* [What the exercise asks]:
The answer is one number: how many lines in the data below hold "xlabel".

──────── Data supplied ────────

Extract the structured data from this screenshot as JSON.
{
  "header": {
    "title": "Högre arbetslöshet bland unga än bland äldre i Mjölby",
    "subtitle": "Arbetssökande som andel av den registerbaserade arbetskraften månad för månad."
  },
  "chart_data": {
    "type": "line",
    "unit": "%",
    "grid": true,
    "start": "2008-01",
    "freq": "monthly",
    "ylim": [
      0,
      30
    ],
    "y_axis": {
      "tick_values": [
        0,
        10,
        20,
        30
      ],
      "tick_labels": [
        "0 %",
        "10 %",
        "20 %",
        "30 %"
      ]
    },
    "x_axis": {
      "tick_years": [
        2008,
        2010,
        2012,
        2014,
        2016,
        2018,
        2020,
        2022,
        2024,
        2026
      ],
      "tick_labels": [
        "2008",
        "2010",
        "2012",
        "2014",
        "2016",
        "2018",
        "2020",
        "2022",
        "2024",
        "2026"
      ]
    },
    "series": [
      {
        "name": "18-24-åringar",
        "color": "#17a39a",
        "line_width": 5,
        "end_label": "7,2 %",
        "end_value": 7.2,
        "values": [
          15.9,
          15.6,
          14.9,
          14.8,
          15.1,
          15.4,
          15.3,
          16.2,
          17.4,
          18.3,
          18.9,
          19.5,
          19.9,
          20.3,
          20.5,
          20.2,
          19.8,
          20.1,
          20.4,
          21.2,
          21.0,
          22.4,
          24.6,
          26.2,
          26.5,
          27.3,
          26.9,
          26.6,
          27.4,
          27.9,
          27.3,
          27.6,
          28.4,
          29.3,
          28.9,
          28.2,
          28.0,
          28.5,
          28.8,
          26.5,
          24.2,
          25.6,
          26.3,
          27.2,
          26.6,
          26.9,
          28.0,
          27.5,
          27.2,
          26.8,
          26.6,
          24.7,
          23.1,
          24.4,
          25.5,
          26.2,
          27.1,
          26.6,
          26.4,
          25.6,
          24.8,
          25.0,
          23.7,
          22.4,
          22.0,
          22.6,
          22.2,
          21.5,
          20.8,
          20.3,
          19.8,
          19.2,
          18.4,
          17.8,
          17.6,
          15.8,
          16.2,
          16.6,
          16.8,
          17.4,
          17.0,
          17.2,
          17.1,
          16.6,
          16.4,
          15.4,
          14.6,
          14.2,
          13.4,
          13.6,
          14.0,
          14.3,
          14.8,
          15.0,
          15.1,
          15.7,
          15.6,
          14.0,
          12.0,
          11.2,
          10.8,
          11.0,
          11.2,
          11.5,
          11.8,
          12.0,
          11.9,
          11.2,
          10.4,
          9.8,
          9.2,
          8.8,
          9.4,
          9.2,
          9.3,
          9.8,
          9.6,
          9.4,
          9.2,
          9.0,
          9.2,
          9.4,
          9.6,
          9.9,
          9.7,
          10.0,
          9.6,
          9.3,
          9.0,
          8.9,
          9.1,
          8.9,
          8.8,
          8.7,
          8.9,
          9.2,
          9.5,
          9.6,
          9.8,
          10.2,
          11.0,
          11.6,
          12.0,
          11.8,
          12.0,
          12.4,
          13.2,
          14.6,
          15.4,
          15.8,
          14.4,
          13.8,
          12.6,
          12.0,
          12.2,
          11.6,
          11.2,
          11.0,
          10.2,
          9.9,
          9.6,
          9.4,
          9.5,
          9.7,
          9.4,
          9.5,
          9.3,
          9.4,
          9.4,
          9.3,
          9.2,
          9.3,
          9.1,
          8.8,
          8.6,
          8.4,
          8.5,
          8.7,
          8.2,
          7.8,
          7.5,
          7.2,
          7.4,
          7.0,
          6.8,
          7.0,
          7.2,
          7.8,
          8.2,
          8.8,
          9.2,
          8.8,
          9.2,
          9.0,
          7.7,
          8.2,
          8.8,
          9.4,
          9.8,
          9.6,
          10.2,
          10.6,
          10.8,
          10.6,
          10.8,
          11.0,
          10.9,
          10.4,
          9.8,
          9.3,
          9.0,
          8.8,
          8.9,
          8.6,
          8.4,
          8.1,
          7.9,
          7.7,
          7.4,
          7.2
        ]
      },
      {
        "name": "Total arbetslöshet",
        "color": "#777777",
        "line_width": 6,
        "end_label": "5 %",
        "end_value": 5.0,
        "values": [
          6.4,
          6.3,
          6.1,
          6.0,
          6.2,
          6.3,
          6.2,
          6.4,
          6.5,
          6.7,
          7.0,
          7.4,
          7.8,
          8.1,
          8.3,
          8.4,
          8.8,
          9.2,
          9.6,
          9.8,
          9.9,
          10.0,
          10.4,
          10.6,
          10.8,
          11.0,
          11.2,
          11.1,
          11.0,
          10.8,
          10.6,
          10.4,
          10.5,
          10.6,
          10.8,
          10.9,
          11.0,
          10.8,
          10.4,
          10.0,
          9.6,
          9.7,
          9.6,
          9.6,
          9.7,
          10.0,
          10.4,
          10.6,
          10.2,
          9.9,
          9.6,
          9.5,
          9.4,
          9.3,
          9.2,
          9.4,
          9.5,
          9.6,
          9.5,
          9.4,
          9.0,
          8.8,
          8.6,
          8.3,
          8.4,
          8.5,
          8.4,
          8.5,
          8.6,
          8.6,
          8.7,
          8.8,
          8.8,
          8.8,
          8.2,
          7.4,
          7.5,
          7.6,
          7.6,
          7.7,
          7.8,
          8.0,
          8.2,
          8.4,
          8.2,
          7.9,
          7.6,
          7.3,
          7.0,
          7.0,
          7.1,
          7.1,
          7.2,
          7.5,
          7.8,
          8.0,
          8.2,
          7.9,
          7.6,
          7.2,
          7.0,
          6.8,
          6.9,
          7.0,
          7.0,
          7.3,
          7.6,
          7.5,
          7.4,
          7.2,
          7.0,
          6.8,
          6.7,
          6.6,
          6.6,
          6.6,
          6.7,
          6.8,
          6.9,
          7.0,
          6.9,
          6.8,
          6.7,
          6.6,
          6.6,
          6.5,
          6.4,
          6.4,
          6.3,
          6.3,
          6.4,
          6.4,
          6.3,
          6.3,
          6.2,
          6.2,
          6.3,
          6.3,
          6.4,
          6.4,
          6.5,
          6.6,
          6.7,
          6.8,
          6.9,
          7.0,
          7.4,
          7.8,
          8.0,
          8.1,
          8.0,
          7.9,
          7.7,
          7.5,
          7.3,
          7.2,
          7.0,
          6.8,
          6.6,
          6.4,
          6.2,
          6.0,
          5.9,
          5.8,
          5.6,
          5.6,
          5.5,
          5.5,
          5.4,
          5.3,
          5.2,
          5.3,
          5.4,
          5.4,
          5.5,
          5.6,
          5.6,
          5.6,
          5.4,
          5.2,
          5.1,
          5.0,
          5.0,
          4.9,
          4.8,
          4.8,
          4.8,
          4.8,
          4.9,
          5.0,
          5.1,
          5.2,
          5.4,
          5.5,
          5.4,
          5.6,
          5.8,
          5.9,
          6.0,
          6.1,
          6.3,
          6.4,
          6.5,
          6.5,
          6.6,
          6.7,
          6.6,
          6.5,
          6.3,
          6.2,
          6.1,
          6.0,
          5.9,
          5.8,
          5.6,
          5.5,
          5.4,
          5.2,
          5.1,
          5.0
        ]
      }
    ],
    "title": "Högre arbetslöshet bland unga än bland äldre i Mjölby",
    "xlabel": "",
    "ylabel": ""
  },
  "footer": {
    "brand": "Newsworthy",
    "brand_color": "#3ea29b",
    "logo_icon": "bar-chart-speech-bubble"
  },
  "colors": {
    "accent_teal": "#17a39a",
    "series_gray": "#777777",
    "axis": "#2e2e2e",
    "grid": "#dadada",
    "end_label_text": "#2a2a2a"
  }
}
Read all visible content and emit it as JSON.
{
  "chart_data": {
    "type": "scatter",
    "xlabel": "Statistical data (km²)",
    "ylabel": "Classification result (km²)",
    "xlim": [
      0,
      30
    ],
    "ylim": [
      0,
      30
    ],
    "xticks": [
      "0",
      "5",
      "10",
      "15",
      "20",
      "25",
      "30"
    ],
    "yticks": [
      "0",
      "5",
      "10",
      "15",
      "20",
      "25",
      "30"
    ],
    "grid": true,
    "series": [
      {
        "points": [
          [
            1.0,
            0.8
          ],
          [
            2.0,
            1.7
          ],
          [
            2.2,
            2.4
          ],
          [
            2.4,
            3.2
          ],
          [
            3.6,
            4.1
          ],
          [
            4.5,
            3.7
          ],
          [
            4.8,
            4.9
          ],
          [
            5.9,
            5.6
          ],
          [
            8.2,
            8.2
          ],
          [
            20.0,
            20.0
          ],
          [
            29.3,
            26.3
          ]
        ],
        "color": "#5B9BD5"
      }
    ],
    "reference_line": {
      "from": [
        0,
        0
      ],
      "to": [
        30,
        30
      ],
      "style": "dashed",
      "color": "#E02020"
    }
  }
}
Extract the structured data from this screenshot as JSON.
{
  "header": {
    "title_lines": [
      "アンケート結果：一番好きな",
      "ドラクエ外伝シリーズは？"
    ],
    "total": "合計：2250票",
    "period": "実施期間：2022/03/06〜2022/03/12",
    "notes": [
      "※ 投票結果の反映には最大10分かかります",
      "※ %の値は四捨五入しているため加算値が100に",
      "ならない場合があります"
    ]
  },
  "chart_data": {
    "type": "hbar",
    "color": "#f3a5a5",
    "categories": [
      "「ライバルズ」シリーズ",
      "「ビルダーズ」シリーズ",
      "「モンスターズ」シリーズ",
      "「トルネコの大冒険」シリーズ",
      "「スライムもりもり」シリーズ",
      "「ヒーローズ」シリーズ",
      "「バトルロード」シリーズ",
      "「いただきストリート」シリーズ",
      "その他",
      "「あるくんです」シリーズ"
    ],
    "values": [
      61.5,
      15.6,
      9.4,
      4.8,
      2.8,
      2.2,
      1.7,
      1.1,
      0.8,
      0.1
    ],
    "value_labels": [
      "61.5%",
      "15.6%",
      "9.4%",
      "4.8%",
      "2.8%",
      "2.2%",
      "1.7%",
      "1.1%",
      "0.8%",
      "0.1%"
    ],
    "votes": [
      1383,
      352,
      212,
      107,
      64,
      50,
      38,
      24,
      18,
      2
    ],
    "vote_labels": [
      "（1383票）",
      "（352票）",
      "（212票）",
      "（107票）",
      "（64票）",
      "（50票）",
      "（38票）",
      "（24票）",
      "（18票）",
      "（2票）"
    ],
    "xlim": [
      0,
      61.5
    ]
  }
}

────────

* [Full output]:
2